*Stated goal:* Return the records exactly as they are.

*Data rows:*
=-=-=-=-=
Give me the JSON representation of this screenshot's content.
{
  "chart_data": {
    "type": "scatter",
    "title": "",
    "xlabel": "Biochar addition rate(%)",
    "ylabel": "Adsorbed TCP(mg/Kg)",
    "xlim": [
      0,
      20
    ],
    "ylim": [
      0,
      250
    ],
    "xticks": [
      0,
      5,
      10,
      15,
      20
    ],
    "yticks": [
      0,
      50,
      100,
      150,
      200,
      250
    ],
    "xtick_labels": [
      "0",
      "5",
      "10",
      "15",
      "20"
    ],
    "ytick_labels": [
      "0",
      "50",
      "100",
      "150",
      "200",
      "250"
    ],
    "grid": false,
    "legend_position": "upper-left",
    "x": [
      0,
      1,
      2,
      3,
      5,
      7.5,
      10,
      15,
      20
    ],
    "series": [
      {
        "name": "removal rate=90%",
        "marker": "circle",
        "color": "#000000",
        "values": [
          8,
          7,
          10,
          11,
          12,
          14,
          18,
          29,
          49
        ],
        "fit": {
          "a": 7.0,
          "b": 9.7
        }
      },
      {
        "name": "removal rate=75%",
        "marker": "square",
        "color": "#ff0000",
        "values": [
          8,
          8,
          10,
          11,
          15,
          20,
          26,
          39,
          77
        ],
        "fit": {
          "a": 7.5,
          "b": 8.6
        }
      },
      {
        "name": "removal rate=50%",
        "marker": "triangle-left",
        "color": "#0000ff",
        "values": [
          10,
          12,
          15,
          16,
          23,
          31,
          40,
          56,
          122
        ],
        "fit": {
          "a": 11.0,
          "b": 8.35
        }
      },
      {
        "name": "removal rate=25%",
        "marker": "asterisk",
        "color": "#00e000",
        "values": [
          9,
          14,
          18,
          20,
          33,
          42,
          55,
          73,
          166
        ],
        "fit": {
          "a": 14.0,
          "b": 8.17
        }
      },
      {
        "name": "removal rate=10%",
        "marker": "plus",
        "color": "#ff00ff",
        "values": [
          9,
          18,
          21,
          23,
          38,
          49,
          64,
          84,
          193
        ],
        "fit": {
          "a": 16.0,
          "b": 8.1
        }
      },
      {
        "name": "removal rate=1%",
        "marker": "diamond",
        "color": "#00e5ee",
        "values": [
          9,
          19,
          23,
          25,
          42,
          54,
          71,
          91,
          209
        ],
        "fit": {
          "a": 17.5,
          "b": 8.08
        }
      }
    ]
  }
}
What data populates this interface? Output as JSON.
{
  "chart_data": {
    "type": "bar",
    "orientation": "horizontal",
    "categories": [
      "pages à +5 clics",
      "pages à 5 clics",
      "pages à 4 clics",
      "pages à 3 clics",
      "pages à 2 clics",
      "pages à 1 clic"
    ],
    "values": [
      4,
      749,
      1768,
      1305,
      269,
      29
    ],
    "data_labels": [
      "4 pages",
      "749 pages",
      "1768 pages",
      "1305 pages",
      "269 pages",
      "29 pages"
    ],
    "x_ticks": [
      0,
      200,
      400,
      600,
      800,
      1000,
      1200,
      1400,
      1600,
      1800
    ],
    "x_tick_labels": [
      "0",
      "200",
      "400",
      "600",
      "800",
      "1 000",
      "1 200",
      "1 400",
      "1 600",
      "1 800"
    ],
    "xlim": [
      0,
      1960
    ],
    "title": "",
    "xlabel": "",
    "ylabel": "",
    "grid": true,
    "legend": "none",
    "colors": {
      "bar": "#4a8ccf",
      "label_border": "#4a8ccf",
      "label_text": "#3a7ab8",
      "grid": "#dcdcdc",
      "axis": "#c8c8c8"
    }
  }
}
=-=-=-=-=
*The completed task:*
Give me the JSON representation of this screenshot's content.
{
  "chart_data": {
    "type": "scatter",
    "title": "",
    "xlabel": "Biochar addition rate(%)",
    "ylabel": "Adsorbed TCP(mg/Kg)",
    "xlim": [
      0,
      20
    ],
    "ylim": [
      0,
      250
    ],
    "xticks": [
      0,
      5,
      10,
      15,
      20
    ],
    "yticks": [
      0,
      50,
      100,
      150,
      200,
      250
    ],
    "xtick_labels": [
      "0",
      "5",
      "10",
      "15",
      "20"
    ],
    "ytick_labels": [
      "0",
      "50",
      "100",
      "150",
      "200",
      "250"
    ],
    "grid": false,
    "legend_position": "upper-left",
    "x": [
      0,
      1,
      2,
      3,
      5,
      7.5,
      10,
      15,
      20
    ],
    "series": [
      {
        "name": "removal rate=90%",
        "marker": "circle",
        "color": "#000000",
        "values": [
          8,
          7,
          10,
          11,
          12,
          14,
          18,
          29,
          49
        ],
        "fit": {
          "a": 7.0,
          "b": 9.7
        }
      },
      {
        "name": "removal rate=75%",
        "marker": "square",
        "color": "#ff0000",
        "values": [
          8,
          8,
          10,
          11,
          15,
          20,
          26,
          39,
          77
        ],
        "fit": {
          "a": 7.5,
          "b": 8.6
        }
      },
      {
        "name": "removal rate=50%",
        "marker": "triangle-left",
        "color": "#0000ff",
        "values": [
          10,
          12,
          15,
          16,
          23,
          31,
          40,
          56,
          122
        ],
        "fit": {
          "a": 11.0,
          "b": 8.35
        }
      },
      {
        "name": "removal rate=25%",
        "marker": "asterisk",
        "color": "#00e000",
        "values": [
          9,
          14,
          18,
          20,
          33,
          42,
          55,
          73,
          166
        ],
        "fit": {
          "a": 14.0,
          "b": 8.17
        }
      },
      {
        "name": "removal rate=10%",
        "marker": "plus",
        "color": "#ff00ff",
        "values": [
          9,
          18,
          21,
          23,
          38,
          49,
          64,
          84,
          193
        ],
        "fit": {
          "a": 16.0,
          "b": 8.1
        }
      },
      {
        "name": "removal rate=1%",
        "marker": "diamond",
        "color": "#00e5ee",
        "values": [
          9,
          19,
          23,
          25,
          42,
          54,
          71,
          91,
          209
        ],
        "fit": {
          "a": 17.5,
          "b": 8.08
        }
      }
    ]
  }
}
What data populates this interface? Output as JSON.
{
  "chart_data": {
    "type": "bar",
    "orientation": "horizontal",
    "categories": [
      "pages à +5 clics",
      "pages à 5 clics",
      "pages à 4 clics",
      "pages à 3 clics",
      "pages à 2 clics",
      "pages à 1 clic"
    ],
    "values": [
      4,
      749,
      1768,
      1305,
      269,
      29
    ],
    "data_labels": [
      "4 pages",
      "749 pages",
      "1768 pages",
      "1305 pages",
      "269 pages",
      "29 pages"
    ],
    "x_ticks": [
      0,
      200,
      400,
      600,
      800,
      1000,
      1200,
      1400,
      1600,
      1800
    ],
    "x_tick_labels": [
      "0",
      "200",
      "400",
      "600",
      "800",
      "1 000",
      "1 200",
      "1 400",
      "1 600",
      "1 800"
    ],
    "xlim": [
      0,
      1960
    ],
    "title": "",
    "xlabel": "",
    "ylabel": "",
    "grid": true,
    "legend": "none",
    "colors": {
      "bar": "#4a8ccf",
      "label_border": "#4a8ccf",
      "label_text": "#3a7ab8",
      "grid": "#dcdcdc",
      "axis": "#c8c8c8"
    }
  }
}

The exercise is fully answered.